Exercise: In the listing below, locate the lines bearing the word "Folder". Copy every one of them.

Data to use:

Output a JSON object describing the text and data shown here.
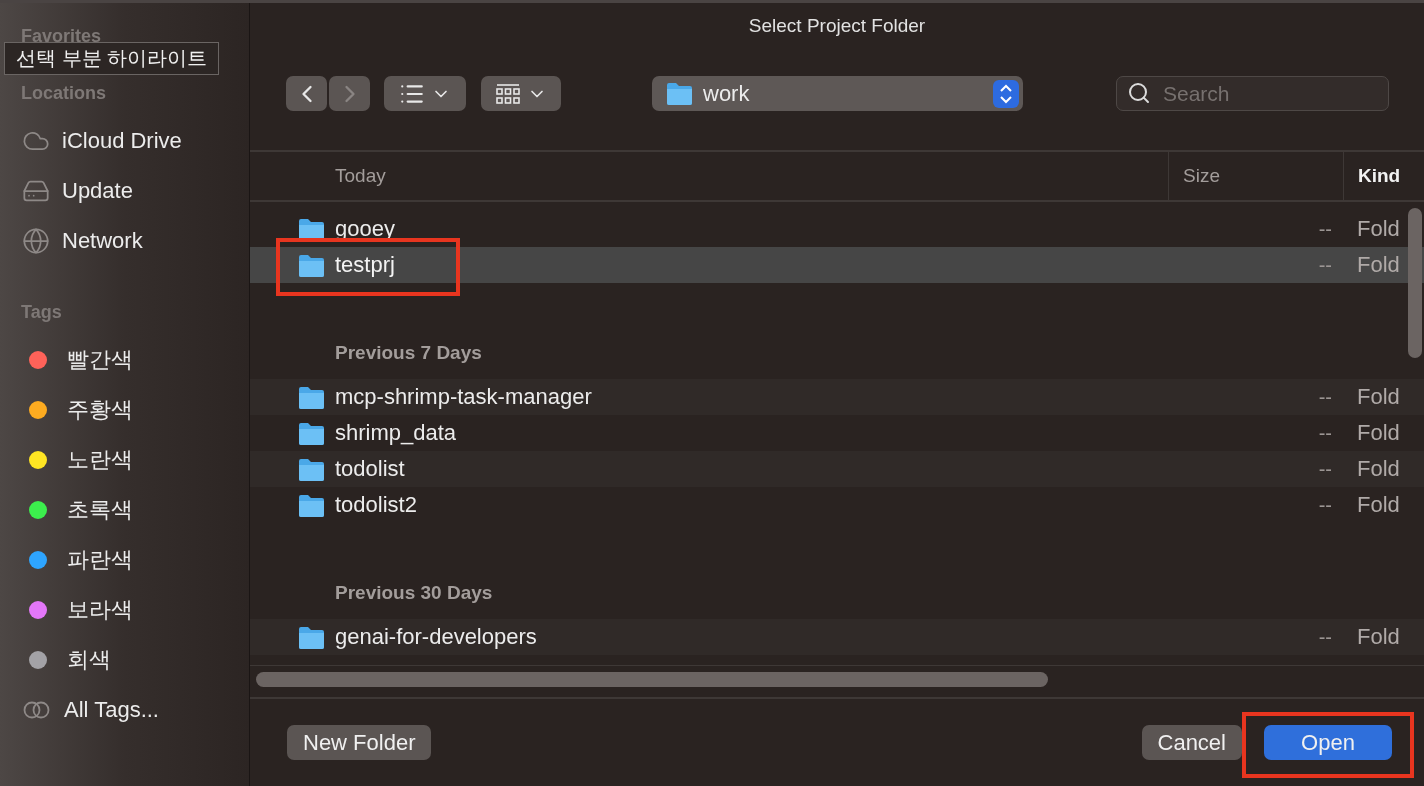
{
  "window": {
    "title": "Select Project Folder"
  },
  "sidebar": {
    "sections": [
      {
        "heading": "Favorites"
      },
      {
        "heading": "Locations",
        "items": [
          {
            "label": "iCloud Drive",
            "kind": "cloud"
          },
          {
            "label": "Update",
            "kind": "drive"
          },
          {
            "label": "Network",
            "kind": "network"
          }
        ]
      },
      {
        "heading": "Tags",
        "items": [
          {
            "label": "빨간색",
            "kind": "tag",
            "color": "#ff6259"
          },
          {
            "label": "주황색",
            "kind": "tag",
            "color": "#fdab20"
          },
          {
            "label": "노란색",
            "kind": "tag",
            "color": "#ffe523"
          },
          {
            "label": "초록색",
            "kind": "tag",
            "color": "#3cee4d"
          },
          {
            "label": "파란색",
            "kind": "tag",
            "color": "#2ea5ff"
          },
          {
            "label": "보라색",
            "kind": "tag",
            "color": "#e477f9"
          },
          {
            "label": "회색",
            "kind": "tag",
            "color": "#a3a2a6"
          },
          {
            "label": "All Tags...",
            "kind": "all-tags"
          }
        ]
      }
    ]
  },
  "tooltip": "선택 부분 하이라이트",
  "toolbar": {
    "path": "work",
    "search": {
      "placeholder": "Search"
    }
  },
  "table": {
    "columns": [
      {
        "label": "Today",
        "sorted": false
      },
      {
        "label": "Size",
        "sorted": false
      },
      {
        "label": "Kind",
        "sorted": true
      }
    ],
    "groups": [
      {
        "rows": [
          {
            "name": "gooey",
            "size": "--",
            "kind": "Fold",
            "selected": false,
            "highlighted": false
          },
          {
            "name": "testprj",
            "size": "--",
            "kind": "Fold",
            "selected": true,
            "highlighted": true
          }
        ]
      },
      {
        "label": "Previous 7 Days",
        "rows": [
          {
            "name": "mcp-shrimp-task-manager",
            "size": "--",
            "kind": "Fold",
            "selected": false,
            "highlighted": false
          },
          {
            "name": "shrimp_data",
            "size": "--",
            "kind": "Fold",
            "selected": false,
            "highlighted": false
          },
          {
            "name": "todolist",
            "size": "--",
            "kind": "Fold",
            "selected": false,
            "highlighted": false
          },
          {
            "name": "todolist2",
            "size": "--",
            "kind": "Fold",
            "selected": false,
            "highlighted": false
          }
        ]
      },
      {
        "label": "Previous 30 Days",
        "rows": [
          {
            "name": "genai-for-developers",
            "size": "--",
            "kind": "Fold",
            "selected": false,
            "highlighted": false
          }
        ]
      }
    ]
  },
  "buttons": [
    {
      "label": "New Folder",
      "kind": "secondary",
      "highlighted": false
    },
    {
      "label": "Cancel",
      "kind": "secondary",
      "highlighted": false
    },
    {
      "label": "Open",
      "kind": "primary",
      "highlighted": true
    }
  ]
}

Answer for the task:
    "title": "Select Project Folder"
      "label": "New Folder",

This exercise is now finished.